Task description: Return the listing below in full, with every line exactly as it is.

=-=-=

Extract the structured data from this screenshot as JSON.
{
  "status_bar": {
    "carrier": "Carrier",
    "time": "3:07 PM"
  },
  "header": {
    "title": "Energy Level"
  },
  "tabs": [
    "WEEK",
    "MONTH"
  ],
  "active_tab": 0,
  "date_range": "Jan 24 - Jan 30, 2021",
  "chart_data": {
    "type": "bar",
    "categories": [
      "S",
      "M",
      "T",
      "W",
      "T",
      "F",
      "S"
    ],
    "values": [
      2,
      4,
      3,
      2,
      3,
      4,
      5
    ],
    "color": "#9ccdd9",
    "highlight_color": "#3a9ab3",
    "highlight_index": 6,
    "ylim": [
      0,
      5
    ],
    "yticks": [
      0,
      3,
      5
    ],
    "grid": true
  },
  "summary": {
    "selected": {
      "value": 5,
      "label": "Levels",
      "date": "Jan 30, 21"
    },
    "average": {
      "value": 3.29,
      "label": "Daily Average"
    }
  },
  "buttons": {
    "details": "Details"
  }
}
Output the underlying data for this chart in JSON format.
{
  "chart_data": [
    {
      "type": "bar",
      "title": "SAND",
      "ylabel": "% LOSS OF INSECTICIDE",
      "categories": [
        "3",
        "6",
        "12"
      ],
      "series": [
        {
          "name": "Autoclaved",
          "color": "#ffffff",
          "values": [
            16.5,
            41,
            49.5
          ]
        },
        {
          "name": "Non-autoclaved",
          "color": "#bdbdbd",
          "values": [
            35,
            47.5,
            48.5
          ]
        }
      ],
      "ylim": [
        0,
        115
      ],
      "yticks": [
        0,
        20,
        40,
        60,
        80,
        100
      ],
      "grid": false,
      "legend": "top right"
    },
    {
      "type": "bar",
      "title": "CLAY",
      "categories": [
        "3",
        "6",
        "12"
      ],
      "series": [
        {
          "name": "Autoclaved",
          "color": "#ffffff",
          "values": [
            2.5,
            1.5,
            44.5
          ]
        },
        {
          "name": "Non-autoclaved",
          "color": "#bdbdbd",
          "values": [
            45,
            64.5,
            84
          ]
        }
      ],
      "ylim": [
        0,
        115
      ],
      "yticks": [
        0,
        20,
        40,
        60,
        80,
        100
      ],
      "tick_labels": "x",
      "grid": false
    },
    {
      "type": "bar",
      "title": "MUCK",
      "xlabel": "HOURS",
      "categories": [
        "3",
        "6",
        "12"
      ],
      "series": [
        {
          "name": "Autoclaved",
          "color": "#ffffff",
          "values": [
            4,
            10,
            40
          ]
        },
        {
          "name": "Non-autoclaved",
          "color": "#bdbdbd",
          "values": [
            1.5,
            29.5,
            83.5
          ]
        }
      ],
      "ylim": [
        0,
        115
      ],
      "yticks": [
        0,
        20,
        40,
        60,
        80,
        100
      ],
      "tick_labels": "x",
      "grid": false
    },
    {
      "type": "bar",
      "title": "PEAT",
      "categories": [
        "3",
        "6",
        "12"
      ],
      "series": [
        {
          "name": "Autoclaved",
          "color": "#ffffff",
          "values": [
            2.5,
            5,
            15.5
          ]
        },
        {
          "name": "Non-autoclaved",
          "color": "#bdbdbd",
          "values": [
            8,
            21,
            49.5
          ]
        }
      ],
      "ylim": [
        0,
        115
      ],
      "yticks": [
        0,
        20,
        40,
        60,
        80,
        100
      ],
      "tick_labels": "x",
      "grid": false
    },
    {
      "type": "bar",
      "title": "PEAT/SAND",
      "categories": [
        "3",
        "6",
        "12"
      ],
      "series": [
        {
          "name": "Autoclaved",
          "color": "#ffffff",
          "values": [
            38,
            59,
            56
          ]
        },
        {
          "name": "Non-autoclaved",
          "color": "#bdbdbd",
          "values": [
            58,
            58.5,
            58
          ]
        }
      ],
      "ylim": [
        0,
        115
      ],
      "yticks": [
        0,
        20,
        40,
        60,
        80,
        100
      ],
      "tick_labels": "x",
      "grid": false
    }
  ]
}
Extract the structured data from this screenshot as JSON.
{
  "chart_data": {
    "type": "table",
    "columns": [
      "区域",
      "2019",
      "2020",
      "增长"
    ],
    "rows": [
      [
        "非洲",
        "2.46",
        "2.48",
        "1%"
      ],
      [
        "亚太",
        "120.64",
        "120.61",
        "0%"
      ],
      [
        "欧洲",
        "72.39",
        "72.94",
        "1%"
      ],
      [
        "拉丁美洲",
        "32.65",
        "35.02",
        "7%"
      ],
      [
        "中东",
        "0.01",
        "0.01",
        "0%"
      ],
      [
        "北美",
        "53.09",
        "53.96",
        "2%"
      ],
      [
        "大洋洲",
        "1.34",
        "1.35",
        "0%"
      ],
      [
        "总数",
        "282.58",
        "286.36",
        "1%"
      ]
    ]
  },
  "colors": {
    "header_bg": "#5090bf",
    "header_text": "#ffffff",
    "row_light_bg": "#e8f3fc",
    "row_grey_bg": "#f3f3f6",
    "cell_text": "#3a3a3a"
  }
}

=-=-=

Answer below:
Extract the structured data from this screenshot as JSON.
{
  "status_bar": {
    "carrier": "Carrier",
    "time": "3:07 PM"
  },
  "header": {
    "title": "Energy Level"
  },
  "tabs": [
    "WEEK",
    "MONTH"
  ],
  "active_tab": 0,
  "date_range": "Jan 24 - Jan 30, 2021",
  "chart_data": {
    "type": "bar",
    "categories": [
      "S",
      "M",
      "T",
      "W",
      "T",
      "F",
      "S"
    ],
    "values": [
      2,
      4,
      3,
      2,
      3,
      4,
      5
    ],
    "color": "#9ccdd9",
    "highlight_color": "#3a9ab3",
    "highlight_index": 6,
    "ylim": [
      0,
      5
    ],
    "yticks": [
      0,
      3,
      5
    ],
    "grid": true
  },
  "summary": {
    "selected": {
      "value": 5,
      "label": "Levels",
      "date": "Jan 30, 21"
    },
    "average": {
      "value": 3.29,
      "label": "Daily Average"
    }
  },
  "buttons": {
    "details": "Details"
  }
}
Output the underlying data for this chart in JSON format.
{
  "chart_data": [
    {
      "type": "bar",
      "title": "SAND",
      "ylabel": "% LOSS OF INSECTICIDE",
      "categories": [
        "3",
        "6",
        "12"
      ],
      "series": [
        {
          "name": "Autoclaved",
          "color": "#ffffff",
          "values": [
            16.5,
            41,
            49.5
          ]
        },
        {
          "name": "Non-autoclaved",
          "color": "#bdbdbd",
          "values": [
            35,
            47.5,
            48.5
          ]
        }
      ],
      "ylim": [
        0,
        115
      ],
      "yticks": [
        0,
        20,
        40,
        60,
        80,
        100
      ],
      "grid": false,
      "legend": "top right"
    },
    {
      "type": "bar",
      "title": "CLAY",
      "categories": [
        "3",
        "6",
        "12"
      ],
      "series": [
        {
          "name": "Autoclaved",
          "color": "#ffffff",
          "values": [
            2.5,
            1.5,
            44.5
          ]
        },
        {
          "name": "Non-autoclaved",
          "color": "#bdbdbd",
          "values": [
            45,
            64.5,
            84
          ]
        }
      ],
      "ylim": [
        0,
        115
      ],
      "yticks": [
        0,
        20,
        40,
        60,
        80,
        100
      ],
      "tick_labels": "x",
      "grid": false
    },
    {
      "type": "bar",
      "title": "MUCK",
      "xlabel": "HOURS",
      "categories": [
        "3",
        "6",
        "12"
      ],
      "series": [
        {
          "name": "Autoclaved",
          "color": "#ffffff",
          "values": [
            4,
            10,
            40
          ]
        },
        {
          "name": "Non-autoclaved",
          "color": "#bdbdbd",
          "values": [
            1.5,
            29.5,
            83.5
          ]
        }
      ],
      "ylim": [
        0,
        115
      ],
      "yticks": [
        0,
        20,
        40,
        60,
        80,
        100
      ],
      "tick_labels": "x",
      "grid": false
    },
    {
      "type": "bar",
      "title": "PEAT",
      "categories": [
        "3",
        "6",
        "12"
      ],
      "series": [
        {
          "name": "Autoclaved",
          "color": "#ffffff",
          "values": [
            2.5,
            5,
            15.5
          ]
        },
        {
          "name": "Non-autoclaved",
          "color": "#bdbdbd",
          "values": [
            8,
            21,
            49.5
          ]
        }
      ],
      "ylim": [
        0,
        115
      ],
      "yticks": [
        0,
        20,
        40,
        60,
        80,
        100
      ],
      "tick_labels": "x",
      "grid": false
    },
    {
      "type": "bar",
      "title": "PEAT/SAND",
      "categories": [
        "3",
        "6",
        "12"
      ],
      "series": [
        {
          "name": "Autoclaved",
          "color": "#ffffff",
          "values": [
            38,
            59,
            56
          ]
        },
        {
          "name": "Non-autoclaved",
          "color": "#bdbdbd",
          "values": [
            58,
            58.5,
            58
          ]
        }
      ],
      "ylim": [
        0,
        115
      ],
      "yticks": [
        0,
        20,
        40,
        60,
        80,
        100
      ],
      "tick_labels": "x",
      "grid": false
    }
  ]
}
Extract the structured data from this screenshot as JSON.
{
  "chart_data": {
    "type": "table",
    "columns": [
      "区域",
      "2019",
      "2020",
      "增长"
    ],
    "rows": [
      [
        "非洲",
        "2.46",
        "2.48",
        "1%"
      ],
      [
        "亚太",
        "120.64",
        "120.61",
        "0%"
      ],
      [
        "欧洲",
        "72.39",
        "72.94",
        "1%"
      ],
      [
        "拉丁美洲",
        "32.65",
        "35.02",
        "7%"
      ],
      [
        "中东",
        "0.01",
        "0.01",
        "0%"
      ],
      [
        "北美",
        "53.09",
        "53.96",
        "2%"
      ],
      [
        "大洋洲",
        "1.34",
        "1.35",
        "0%"
      ],
      [
        "总数",
        "282.58",
        "286.36",
        "1%"
      ]
    ]
  },
  "colors": {
    "header_bg": "#5090bf",
    "header_text": "#ffffff",
    "row_light_bg": "#e8f3fc",
    "row_grey_bg": "#f3f3f6",
    "cell_text": "#3a3a3a"
  }
}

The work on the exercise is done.